Pick out every line of the entries below where "sungguh" occurs, and copy those lines.

━━━━━ The input

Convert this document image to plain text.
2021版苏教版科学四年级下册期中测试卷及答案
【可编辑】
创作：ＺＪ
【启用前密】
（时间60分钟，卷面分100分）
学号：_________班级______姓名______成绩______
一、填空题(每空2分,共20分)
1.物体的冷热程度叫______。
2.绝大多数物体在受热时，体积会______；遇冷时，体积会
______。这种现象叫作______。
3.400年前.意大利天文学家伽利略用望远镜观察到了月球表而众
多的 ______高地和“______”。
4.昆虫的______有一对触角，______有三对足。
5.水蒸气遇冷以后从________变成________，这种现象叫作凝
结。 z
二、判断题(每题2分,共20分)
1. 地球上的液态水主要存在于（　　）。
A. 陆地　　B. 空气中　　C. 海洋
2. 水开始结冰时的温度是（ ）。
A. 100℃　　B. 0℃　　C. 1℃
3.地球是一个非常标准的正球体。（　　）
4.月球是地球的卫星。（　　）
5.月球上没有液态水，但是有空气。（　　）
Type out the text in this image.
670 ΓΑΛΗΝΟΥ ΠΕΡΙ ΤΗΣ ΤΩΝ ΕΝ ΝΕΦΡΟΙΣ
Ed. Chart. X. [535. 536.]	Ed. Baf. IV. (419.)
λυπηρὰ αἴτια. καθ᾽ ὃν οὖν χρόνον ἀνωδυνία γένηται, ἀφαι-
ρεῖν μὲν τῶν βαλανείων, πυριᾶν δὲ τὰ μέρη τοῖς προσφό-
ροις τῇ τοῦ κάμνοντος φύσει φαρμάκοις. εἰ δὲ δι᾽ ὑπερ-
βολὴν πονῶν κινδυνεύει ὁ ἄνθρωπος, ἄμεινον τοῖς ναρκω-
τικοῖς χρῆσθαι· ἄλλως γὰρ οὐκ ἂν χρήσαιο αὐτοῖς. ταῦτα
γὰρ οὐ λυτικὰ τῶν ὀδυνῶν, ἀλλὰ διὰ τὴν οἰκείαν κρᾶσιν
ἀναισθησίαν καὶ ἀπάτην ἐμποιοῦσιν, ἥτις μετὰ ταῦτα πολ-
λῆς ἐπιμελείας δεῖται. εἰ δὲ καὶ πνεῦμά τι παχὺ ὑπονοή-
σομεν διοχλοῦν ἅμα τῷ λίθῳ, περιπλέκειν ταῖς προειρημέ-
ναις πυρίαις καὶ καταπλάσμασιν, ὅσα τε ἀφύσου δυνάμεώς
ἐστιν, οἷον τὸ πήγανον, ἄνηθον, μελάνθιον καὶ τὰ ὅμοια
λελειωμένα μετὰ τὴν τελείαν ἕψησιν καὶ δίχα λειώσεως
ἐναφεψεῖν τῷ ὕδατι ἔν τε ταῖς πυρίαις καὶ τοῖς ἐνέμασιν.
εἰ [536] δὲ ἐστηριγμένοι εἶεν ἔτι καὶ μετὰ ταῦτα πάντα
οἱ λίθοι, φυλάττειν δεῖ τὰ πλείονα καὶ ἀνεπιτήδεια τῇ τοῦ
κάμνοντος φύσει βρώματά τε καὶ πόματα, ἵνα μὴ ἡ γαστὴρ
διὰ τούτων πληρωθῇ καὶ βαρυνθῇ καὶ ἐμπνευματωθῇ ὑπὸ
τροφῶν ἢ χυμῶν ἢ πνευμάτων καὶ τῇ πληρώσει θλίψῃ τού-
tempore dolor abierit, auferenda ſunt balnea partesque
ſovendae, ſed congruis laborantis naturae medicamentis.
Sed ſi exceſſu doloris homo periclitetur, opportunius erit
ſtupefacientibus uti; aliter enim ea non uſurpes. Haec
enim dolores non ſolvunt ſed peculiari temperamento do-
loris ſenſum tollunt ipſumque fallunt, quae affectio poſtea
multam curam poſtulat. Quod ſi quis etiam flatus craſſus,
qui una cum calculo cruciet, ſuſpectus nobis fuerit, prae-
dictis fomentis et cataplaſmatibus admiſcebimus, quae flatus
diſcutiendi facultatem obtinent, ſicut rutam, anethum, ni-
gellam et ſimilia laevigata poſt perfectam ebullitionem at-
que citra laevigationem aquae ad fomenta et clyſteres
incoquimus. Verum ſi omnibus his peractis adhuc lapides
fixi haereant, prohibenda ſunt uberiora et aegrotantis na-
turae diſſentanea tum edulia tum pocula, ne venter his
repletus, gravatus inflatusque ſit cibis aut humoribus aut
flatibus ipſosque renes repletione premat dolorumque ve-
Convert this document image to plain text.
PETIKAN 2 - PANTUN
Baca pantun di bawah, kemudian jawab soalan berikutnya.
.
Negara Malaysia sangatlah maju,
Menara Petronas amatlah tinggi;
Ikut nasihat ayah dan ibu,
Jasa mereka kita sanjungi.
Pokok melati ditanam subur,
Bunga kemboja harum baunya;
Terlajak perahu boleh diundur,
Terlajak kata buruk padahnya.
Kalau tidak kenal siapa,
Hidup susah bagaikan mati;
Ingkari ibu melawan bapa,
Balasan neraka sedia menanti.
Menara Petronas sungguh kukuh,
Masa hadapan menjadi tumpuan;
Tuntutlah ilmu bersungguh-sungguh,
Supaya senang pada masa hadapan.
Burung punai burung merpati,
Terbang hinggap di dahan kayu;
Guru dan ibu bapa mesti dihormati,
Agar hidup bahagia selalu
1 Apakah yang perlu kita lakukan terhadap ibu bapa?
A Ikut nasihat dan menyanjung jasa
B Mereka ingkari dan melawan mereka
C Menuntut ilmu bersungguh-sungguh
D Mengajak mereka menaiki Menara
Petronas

━━━━━━━━━━

Answer below:
Menara Petronas sungguh kukuh,
Tuntutlah ilmu bersungguh-sungguh,
C Menuntut ilmu bersungguh-sungguh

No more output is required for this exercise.